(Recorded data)
________________________________________

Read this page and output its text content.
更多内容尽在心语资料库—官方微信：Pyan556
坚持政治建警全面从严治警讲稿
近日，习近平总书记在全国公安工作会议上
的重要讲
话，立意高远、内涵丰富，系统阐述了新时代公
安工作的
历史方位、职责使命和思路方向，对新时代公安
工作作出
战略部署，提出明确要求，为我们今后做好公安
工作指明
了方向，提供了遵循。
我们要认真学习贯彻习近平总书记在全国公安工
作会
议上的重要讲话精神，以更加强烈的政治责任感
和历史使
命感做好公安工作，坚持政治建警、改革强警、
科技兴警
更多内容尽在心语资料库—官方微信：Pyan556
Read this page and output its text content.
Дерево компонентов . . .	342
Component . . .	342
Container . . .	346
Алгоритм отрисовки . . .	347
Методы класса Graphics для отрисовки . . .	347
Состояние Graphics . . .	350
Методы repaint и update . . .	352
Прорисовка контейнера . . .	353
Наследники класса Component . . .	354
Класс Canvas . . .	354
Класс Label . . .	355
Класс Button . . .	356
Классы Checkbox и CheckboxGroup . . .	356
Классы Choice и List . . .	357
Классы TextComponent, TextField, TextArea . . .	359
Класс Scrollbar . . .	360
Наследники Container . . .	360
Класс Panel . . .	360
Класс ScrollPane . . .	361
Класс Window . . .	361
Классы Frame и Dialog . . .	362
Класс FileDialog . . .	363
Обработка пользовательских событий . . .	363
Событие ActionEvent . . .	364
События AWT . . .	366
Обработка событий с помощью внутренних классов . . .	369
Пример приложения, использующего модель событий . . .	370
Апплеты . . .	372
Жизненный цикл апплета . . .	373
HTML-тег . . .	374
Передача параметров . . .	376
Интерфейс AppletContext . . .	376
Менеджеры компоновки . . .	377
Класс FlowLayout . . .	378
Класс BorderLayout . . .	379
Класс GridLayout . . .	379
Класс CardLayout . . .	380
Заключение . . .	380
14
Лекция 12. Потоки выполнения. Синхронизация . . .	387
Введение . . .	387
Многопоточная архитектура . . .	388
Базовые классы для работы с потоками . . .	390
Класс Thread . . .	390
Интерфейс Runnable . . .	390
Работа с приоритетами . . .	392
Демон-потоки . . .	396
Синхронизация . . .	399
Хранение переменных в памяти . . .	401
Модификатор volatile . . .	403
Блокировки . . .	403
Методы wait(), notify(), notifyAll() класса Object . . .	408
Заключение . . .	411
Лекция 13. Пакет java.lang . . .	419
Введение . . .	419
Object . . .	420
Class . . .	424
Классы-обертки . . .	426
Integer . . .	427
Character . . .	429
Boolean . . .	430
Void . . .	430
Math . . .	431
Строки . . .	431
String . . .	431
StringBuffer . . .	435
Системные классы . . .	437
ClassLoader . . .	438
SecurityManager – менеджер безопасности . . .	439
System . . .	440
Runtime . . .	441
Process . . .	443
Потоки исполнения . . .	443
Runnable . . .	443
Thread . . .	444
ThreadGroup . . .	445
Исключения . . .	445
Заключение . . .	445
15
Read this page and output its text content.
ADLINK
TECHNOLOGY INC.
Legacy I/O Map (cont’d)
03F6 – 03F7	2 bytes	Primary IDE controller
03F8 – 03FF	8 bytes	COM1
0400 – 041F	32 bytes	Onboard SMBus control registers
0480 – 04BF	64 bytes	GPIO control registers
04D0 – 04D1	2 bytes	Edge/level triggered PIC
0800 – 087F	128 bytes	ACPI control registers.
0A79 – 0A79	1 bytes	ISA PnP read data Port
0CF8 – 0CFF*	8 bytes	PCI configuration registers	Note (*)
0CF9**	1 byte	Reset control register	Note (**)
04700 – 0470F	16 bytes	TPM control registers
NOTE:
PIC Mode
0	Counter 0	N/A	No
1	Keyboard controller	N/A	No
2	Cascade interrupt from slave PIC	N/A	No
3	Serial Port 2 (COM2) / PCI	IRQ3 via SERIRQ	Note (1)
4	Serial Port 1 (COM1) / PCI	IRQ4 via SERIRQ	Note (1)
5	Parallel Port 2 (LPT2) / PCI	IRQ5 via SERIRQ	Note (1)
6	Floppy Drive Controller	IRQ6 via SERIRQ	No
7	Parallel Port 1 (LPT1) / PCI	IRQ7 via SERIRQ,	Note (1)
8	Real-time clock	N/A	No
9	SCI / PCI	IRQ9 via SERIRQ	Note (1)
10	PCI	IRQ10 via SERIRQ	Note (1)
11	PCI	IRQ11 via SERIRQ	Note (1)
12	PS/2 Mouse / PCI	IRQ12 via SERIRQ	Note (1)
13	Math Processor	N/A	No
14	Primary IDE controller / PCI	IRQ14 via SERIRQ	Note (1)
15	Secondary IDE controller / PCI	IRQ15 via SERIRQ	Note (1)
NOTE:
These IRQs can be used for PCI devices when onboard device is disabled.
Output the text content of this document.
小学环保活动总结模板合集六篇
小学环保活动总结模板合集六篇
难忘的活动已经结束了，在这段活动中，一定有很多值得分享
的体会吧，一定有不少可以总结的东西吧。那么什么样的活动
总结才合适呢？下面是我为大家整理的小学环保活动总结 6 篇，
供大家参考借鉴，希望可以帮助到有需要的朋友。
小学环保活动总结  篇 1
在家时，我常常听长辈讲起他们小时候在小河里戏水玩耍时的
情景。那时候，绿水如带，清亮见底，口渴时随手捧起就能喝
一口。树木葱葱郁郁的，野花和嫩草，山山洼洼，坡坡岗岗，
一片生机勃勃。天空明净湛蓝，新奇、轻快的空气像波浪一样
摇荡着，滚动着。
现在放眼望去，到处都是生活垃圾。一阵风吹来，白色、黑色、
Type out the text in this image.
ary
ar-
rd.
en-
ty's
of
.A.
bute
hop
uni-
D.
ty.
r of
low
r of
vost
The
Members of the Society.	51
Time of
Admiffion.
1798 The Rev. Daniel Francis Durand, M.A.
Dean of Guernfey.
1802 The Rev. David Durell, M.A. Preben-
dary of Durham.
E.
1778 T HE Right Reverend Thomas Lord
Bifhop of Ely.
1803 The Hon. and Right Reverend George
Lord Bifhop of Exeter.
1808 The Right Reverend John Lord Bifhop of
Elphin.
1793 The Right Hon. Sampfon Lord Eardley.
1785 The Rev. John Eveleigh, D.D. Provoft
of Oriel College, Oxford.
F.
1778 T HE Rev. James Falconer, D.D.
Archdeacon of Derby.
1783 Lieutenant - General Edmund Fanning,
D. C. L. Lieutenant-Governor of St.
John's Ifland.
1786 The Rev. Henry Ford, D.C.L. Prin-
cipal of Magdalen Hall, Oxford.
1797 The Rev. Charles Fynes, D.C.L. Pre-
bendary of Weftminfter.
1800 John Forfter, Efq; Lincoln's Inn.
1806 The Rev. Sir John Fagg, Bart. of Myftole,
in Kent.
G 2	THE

________________________________________

> [THE EXERCISE] Quote the entire listing above exactly.

> [FINISHED TASK]
Read this page and output its text content.
更多内容尽在心语资料库—官方微信：Pyan556
坚持政治建警全面从严治警讲稿
近日，习近平总书记在全国公安工作会议上
的重要讲
话，立意高远、内涵丰富，系统阐述了新时代公
安工作的
历史方位、职责使命和思路方向，对新时代公安
工作作出
战略部署，提出明确要求，为我们今后做好公安
工作指明
了方向，提供了遵循。
我们要认真学习贯彻习近平总书记在全国公安工
作会
议上的重要讲话精神，以更加强烈的政治责任感
和历史使
命感做好公安工作，坚持政治建警、改革强警、
科技兴警
更多内容尽在心语资料库—官方微信：Pyan556
Read this page and output its text content.
Дерево компонентов . . .	342
Component . . .	342
Container . . .	346
Алгоритм отрисовки . . .	347
Методы класса Graphics для отрисовки . . .	347
Состояние Graphics . . .	350
Методы repaint и update . . .	352
Прорисовка контейнера . . .	353
Наследники класса Component . . .	354
Класс Canvas . . .	354
Класс Label . . .	355
Класс Button . . .	356
Классы Checkbox и CheckboxGroup . . .	356
Классы Choice и List . . .	357
Классы TextComponent, TextField, TextArea . . .	359
Класс Scrollbar . . .	360
Наследники Container . . .	360
Класс Panel . . .	360
Класс ScrollPane . . .	361
Класс Window . . .	361
Классы Frame и Dialog . . .	362
Класс FileDialog . . .	363
Обработка пользовательских событий . . .	363
Событие ActionEvent . . .	364
События AWT . . .	366
Обработка событий с помощью внутренних классов . . .	369
Пример приложения, использующего модель событий . . .	370
Апплеты . . .	372
Жизненный цикл апплета . . .	373
HTML-тег . . .	374
Передача параметров . . .	376
Интерфейс AppletContext . . .	376
Менеджеры компоновки . . .	377
Класс FlowLayout . . .	378
Класс BorderLayout . . .	379
Класс GridLayout . . .	379
Класс CardLayout . . .	380
Заключение . . .	380
14
Лекция 12. Потоки выполнения. Синхронизация . . .	387
Введение . . .	387
Многопоточная архитектура . . .	388
Базовые классы для работы с потоками . . .	390
Класс Thread . . .	390
Интерфейс Runnable . . .	390
Работа с приоритетами . . .	392
Демон-потоки . . .	396
Синхронизация . . .	399
Хранение переменных в памяти . . .	401
Модификатор volatile . . .	403
Блокировки . . .	403
Методы wait(), notify(), notifyAll() класса Object . . .	408
Заключение . . .	411
Лекция 13. Пакет java.lang . . .	419
Введение . . .	419
Object . . .	420
Class . . .	424
Классы-обертки . . .	426
Integer . . .	427
Character . . .	429
Boolean . . .	430
Void . . .	430
Math . . .	431
Строки . . .	431
String . . .	431
StringBuffer . . .	435
Системные классы . . .	437
ClassLoader . . .	438
SecurityManager – менеджер безопасности . . .	439
System . . .	440
Runtime . . .	441
Process . . .	443
Потоки исполнения . . .	443
Runnable . . .	443
Thread . . .	444
ThreadGroup . . .	445
Исключения . . .	445
Заключение . . .	445
15
Read this page and output its text content.
ADLINK
TECHNOLOGY INC.
Legacy I/O Map (cont’d)
03F6 – 03F7	2 bytes	Primary IDE controller
03F8 – 03FF	8 bytes	COM1
0400 – 041F	32 bytes	Onboard SMBus control registers
0480 – 04BF	64 bytes	GPIO control registers
04D0 – 04D1	2 bytes	Edge/level triggered PIC
0800 – 087F	128 bytes	ACPI control registers.
0A79 – 0A79	1 bytes	ISA PnP read data Port
0CF8 – 0CFF*	8 bytes	PCI configuration registers	Note (*)
0CF9**	1 byte	Reset control register	Note (**)
04700 – 0470F	16 bytes	TPM control registers
NOTE:
PIC Mode
0	Counter 0	N/A	No
1	Keyboard controller	N/A	No
2	Cascade interrupt from slave PIC	N/A	No
3	Serial Port 2 (COM2) / PCI	IRQ3 via SERIRQ	Note (1)
4	Serial Port 1 (COM1) / PCI	IRQ4 via SERIRQ	Note (1)
5	Parallel Port 2 (LPT2) / PCI	IRQ5 via SERIRQ	Note (1)
6	Floppy Drive Controller	IRQ6 via SERIRQ	No
7	Parallel Port 1 (LPT1) / PCI	IRQ7 via SERIRQ,	Note (1)
8	Real-time clock	N/A	No
9	SCI / PCI	IRQ9 via SERIRQ	Note (1)
10	PCI	IRQ10 via SERIRQ	Note (1)
11	PCI	IRQ11 via SERIRQ	Note (1)
12	PS/2 Mouse / PCI	IRQ12 via SERIRQ	Note (1)
13	Math Processor	N/A	No
14	Primary IDE controller / PCI	IRQ14 via SERIRQ	Note (1)
15	Secondary IDE controller / PCI	IRQ15 via SERIRQ	Note (1)
NOTE:
These IRQs can be used for PCI devices when onboard device is disabled.
Output the text content of this document.
小学环保活动总结模板合集六篇
小学环保活动总结模板合集六篇
难忘的活动已经结束了，在这段活动中，一定有很多值得分享
的体会吧，一定有不少可以总结的东西吧。那么什么样的活动
总结才合适呢？下面是我为大家整理的小学环保活动总结 6 篇，
供大家参考借鉴，希望可以帮助到有需要的朋友。
小学环保活动总结  篇 1
在家时，我常常听长辈讲起他们小时候在小河里戏水玩耍时的
情景。那时候，绿水如带，清亮见底，口渴时随手捧起就能喝
一口。树木葱葱郁郁的，野花和嫩草，山山洼洼，坡坡岗岗，
一片生机勃勃。天空明净湛蓝，新奇、轻快的空气像波浪一样
摇荡着，滚动着。
现在放眼望去，到处都是生活垃圾。一阵风吹来，白色、黑色、
Type out the text in this image.
ary
ar-
rd.
en-
ty's
of
.A.
bute
hop
uni-
D.
ty.
r of
low
r of
vost
The
Members of the Society.	51
Time of
Admiffion.
1798 The Rev. Daniel Francis Durand, M.A.
Dean of Guernfey.
1802 The Rev. David Durell, M.A. Preben-
dary of Durham.
E.
1778 T HE Right Reverend Thomas Lord
Bifhop of Ely.
1803 The Hon. and Right Reverend George
Lord Bifhop of Exeter.
1808 The Right Reverend John Lord Bifhop of
Elphin.
1793 The Right Hon. Sampfon Lord Eardley.
1785 The Rev. John Eveleigh, D.D. Provoft
of Oriel College, Oxford.
F.
1778 T HE Rev. James Falconer, D.D.
Archdeacon of Derby.
1783 Lieutenant - General Edmund Fanning,
D. C. L. Lieutenant-Governor of St.
John's Ifland.
1786 The Rev. Henry Ford, D.C.L. Prin-
cipal of Magdalen Hall, Oxford.
1797 The Rev. Charles Fynes, D.C.L. Pre-
bendary of Weftminfter.
1800 John Forfter, Efq; Lincoln's Inn.
1806 The Rev. Sir John Fagg, Bart. of Myftole,
in Kent.
G 2	THE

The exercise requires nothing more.